— BEGIN Data provided —

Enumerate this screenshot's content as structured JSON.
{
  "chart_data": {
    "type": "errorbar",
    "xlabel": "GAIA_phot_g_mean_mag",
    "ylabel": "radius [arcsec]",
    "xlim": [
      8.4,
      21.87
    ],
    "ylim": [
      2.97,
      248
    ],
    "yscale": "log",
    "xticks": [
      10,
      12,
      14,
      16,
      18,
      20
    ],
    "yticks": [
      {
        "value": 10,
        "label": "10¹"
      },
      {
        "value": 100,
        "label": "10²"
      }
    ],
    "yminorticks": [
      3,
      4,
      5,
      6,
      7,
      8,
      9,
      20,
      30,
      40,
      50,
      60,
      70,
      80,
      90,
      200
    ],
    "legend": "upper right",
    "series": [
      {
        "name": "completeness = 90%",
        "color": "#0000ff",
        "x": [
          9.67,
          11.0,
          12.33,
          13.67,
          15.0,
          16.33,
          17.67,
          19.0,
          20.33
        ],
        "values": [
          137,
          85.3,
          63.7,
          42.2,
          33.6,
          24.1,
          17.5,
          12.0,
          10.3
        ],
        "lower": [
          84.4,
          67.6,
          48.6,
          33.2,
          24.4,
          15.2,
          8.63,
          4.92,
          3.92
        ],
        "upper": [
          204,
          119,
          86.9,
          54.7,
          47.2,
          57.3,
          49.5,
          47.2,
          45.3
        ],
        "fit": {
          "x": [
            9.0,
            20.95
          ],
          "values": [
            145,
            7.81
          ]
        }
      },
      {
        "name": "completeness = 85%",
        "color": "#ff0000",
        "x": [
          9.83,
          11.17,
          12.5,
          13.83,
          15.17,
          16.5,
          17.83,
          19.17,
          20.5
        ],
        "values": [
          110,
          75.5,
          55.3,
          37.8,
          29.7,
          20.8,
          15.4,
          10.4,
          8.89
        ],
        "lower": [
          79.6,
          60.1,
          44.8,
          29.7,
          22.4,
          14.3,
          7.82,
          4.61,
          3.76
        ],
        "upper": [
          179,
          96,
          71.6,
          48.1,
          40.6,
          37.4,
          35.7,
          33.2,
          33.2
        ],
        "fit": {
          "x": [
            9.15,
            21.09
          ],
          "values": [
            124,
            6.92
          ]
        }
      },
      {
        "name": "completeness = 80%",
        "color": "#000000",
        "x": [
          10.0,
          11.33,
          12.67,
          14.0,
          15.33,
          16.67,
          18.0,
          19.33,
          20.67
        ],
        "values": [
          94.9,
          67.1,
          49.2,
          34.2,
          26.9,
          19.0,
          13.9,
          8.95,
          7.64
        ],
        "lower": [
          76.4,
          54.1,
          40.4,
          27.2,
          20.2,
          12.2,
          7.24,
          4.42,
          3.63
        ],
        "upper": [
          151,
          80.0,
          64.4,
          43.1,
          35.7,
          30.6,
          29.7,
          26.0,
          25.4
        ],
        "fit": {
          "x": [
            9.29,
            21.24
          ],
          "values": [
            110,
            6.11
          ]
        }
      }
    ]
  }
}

— END Data provided —

## [Exercise task]
Show the lines of the data that hold the word "completeness".

## [Expected answer]
        "name": "completeness = 90%",
        "name": "completeness = 85%",
        "name": "completeness = 80%",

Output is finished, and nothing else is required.